— Start of Excerpted records —

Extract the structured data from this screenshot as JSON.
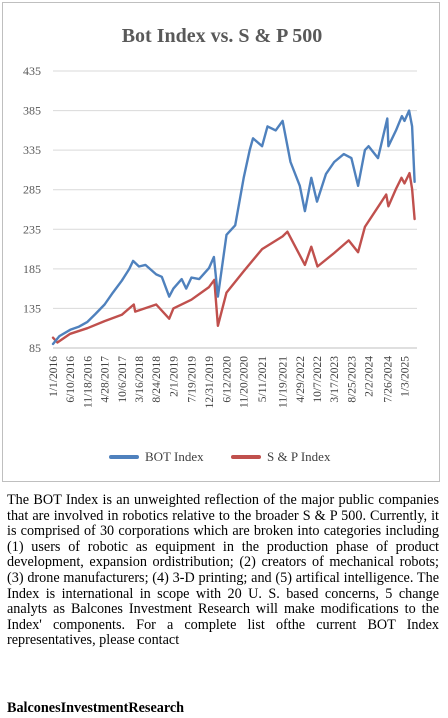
{
  "chart_data": {
    "type": "line",
    "title": "Bot Index vs. S & P 500",
    "xlabel": "",
    "ylabel": "",
    "ylim": [
      85,
      435
    ],
    "y_ticks": [
      85,
      135,
      185,
      235,
      285,
      335,
      385,
      435
    ],
    "x_tick_labels": [
      "1/1/2016",
      "6/10/2016",
      "11/18/2016",
      "4/28/2017",
      "10/6/2017",
      "3/16/2018",
      "8/24/2018",
      "2/1/2019",
      "7/19/2019",
      "12/31/2019",
      "6/12/2020",
      "11/20/2020",
      "5/11/2021",
      "11/19/2021",
      "4/29/2022",
      "10/7/2022",
      "3/17/2023",
      "8/25/2023",
      "2/2/2024",
      "7/26/2024",
      "1/3/2025"
    ],
    "grid": true,
    "legend_position": "bottom",
    "series": [
      {
        "name": "BOT Index",
        "color": "#4f81bd",
        "x": [
          "1/1/2016",
          "3/1/2016",
          "6/10/2016",
          "9/1/2016",
          "11/18/2016",
          "2/1/2017",
          "4/28/2017",
          "7/15/2017",
          "10/6/2017",
          "12/15/2017",
          "1/20/2018",
          "3/16/2018",
          "5/15/2018",
          "8/24/2018",
          "10/15/2018",
          "12/24/2018",
          "2/1/2019",
          "4/20/2019",
          "6/1/2019",
          "7/19/2019",
          "9/30/2019",
          "12/31/2019",
          "2/15/2020",
          "3/23/2020",
          "6/12/2020",
          "9/1/2020",
          "11/20/2020",
          "1/15/2021",
          "2/15/2021",
          "5/11/2021",
          "7/1/2021",
          "9/15/2021",
          "11/19/2021",
          "2/1/2022",
          "4/29/2022",
          "6/16/2022",
          "8/15/2022",
          "10/7/2022",
          "12/30/2022",
          "3/17/2023",
          "6/15/2023",
          "8/25/2023",
          "10/27/2023",
          "12/29/2023",
          "2/2/2024",
          "4/30/2024",
          "7/26/2024",
          "8/5/2024",
          "10/15/2024",
          "12/10/2024",
          "1/3/2025",
          "2/15/2025",
          "3/15/2025",
          "4/8/2025"
        ],
        "values": [
          90,
          100,
          108,
          112,
          118,
          128,
          140,
          155,
          170,
          185,
          195,
          188,
          190,
          178,
          175,
          150,
          160,
          172,
          160,
          174,
          172,
          186,
          200,
          150,
          228,
          240,
          300,
          335,
          350,
          340,
          365,
          360,
          372,
          320,
          290,
          258,
          300,
          270,
          305,
          320,
          330,
          325,
          290,
          335,
          340,
          325,
          375,
          340,
          360,
          378,
          372,
          385,
          365,
          295
        ]
      },
      {
        "name": "S & P Index",
        "color": "#c0504d",
        "x": [
          "1/1/2016",
          "2/11/2016",
          "6/10/2016",
          "11/18/2016",
          "4/28/2017",
          "10/6/2017",
          "1/26/2018",
          "2/8/2018",
          "8/24/2018",
          "12/24/2018",
          "2/1/2019",
          "7/19/2019",
          "12/31/2019",
          "2/19/2020",
          "3/23/2020",
          "6/12/2020",
          "11/20/2020",
          "5/11/2021",
          "11/19/2021",
          "1/3/2022",
          "6/16/2022",
          "8/15/2022",
          "10/12/2022",
          "3/17/2023",
          "7/31/2023",
          "10/27/2023",
          "12/29/2023",
          "7/16/2024",
          "8/5/2024",
          "10/15/2024",
          "12/6/2024",
          "1/3/2025",
          "2/19/2025",
          "3/15/2025",
          "4/8/2025"
        ],
        "values": [
          98,
          92,
          103,
          110,
          119,
          127,
          140,
          131,
          140,
          122,
          135,
          146,
          162,
          171,
          113,
          155,
          182,
          210,
          226,
          232,
          190,
          213,
          188,
          205,
          221,
          206,
          238,
          279,
          264,
          286,
          300,
          293,
          306,
          286,
          248
        ]
      }
    ]
  },
  "description": {
    "text": "The BOT Index is an unweighted reflection of the major public companies that are involved in robotics relative to the broader S & P 500. Currently, it is comprised of 30 corporations which are broken into categories including (1) users of robotic as equipment in the production phase of product development, expansion ordistribution; (2) creators of mechanical robots; (3) drone manufacturers; (4) 3-D printing; and (5) artifical intelligence. The Index is international in scope with 20 U. S. based concerns, 5 change analyts as Balcones Investment Research will make modifications to the Index' components. For a complete list ofthe current BOT Index representatives, please contact",
    "contact": "BalconesInvestmentResearch"
  }
}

— End of Excerpted records —

Goal. The entries above are to be returned exactly, without their pictures.

Full output.
Extract the structured data from this screenshot as JSON.
{
  "chart_data": {
    "type": "line",
    "title": "Bot Index vs. S & P 500",
    "xlabel": "",
    "ylabel": "",
    "ylim": [
      85,
      435
    ],
    "y_ticks": [
      85,
      135,
      185,
      235,
      285,
      335,
      385,
      435
    ],
    "x_tick_labels": [
      "1/1/2016",
      "6/10/2016",
      "11/18/2016",
      "4/28/2017",
      "10/6/2017",
      "3/16/2018",
      "8/24/2018",
      "2/1/2019",
      "7/19/2019",
      "12/31/2019",
      "6/12/2020",
      "11/20/2020",
      "5/11/2021",
      "11/19/2021",
      "4/29/2022",
      "10/7/2022",
      "3/17/2023",
      "8/25/2023",
      "2/2/2024",
      "7/26/2024",
      "1/3/2025"
    ],
    "grid": true,
    "legend_position": "bottom",
    "series": [
      {
        "name": "BOT Index",
        "color": "#4f81bd",
        "x": [
          "1/1/2016",
          "3/1/2016",
          "6/10/2016",
          "9/1/2016",
          "11/18/2016",
          "2/1/2017",
          "4/28/2017",
          "7/15/2017",
          "10/6/2017",
          "12/15/2017",
          "1/20/2018",
          "3/16/2018",
          "5/15/2018",
          "8/24/2018",
          "10/15/2018",
          "12/24/2018",
          "2/1/2019",
          "4/20/2019",
          "6/1/2019",
          "7/19/2019",
          "9/30/2019",
          "12/31/2019",
          "2/15/2020",
          "3/23/2020",
          "6/12/2020",
          "9/1/2020",
          "11/20/2020",
          "1/15/2021",
          "2/15/2021",
          "5/11/2021",
          "7/1/2021",
          "9/15/2021",
          "11/19/2021",
          "2/1/2022",
          "4/29/2022",
          "6/16/2022",
          "8/15/2022",
          "10/7/2022",
          "12/30/2022",
          "3/17/2023",
          "6/15/2023",
          "8/25/2023",
          "10/27/2023",
          "12/29/2023",
          "2/2/2024",
          "4/30/2024",
          "7/26/2024",
          "8/5/2024",
          "10/15/2024",
          "12/10/2024",
          "1/3/2025",
          "2/15/2025",
          "3/15/2025",
          "4/8/2025"
        ],
        "values": [
          90,
          100,
          108,
          112,
          118,
          128,
          140,
          155,
          170,
          185,
          195,
          188,
          190,
          178,
          175,
          150,
          160,
          172,
          160,
          174,
          172,
          186,
          200,
          150,
          228,
          240,
          300,
          335,
          350,
          340,
          365,
          360,
          372,
          320,
          290,
          258,
          300,
          270,
          305,
          320,
          330,
          325,
          290,
          335,
          340,
          325,
          375,
          340,
          360,
          378,
          372,
          385,
          365,
          295
        ]
      },
      {
        "name": "S & P Index",
        "color": "#c0504d",
        "x": [
          "1/1/2016",
          "2/11/2016",
          "6/10/2016",
          "11/18/2016",
          "4/28/2017",
          "10/6/2017",
          "1/26/2018",
          "2/8/2018",
          "8/24/2018",
          "12/24/2018",
          "2/1/2019",
          "7/19/2019",
          "12/31/2019",
          "2/19/2020",
          "3/23/2020",
          "6/12/2020",
          "11/20/2020",
          "5/11/2021",
          "11/19/2021",
          "1/3/2022",
          "6/16/2022",
          "8/15/2022",
          "10/12/2022",
          "3/17/2023",
          "7/31/2023",
          "10/27/2023",
          "12/29/2023",
          "7/16/2024",
          "8/5/2024",
          "10/15/2024",
          "12/6/2024",
          "1/3/2025",
          "2/19/2025",
          "3/15/2025",
          "4/8/2025"
        ],
        "values": [
          98,
          92,
          103,
          110,
          119,
          127,
          140,
          131,
          140,
          122,
          135,
          146,
          162,
          171,
          113,
          155,
          182,
          210,
          226,
          232,
          190,
          213,
          188,
          205,
          221,
          206,
          238,
          279,
          264,
          286,
          300,
          293,
          306,
          286,
          248
        ]
      }
    ]
  },
  "description": {
    "text": "The BOT Index is an unweighted reflection of the major public companies that are involved in robotics relative to the broader S & P 500. Currently, it is comprised of 30 corporations which are broken into categories including (1) users of robotic as equipment in the production phase of product development, expansion ordistribution; (2) creators of mechanical robots; (3) drone manufacturers; (4) 3-D printing; and (5) artifical intelligence. The Index is international in scope with 20 U. S. based concerns, 5 change analyts as Balcones Investment Research will make modifications to the Index' components. For a complete list ofthe current BOT Index representatives, please contact",
    "contact": "BalconesInvestmentResearch"
  }
}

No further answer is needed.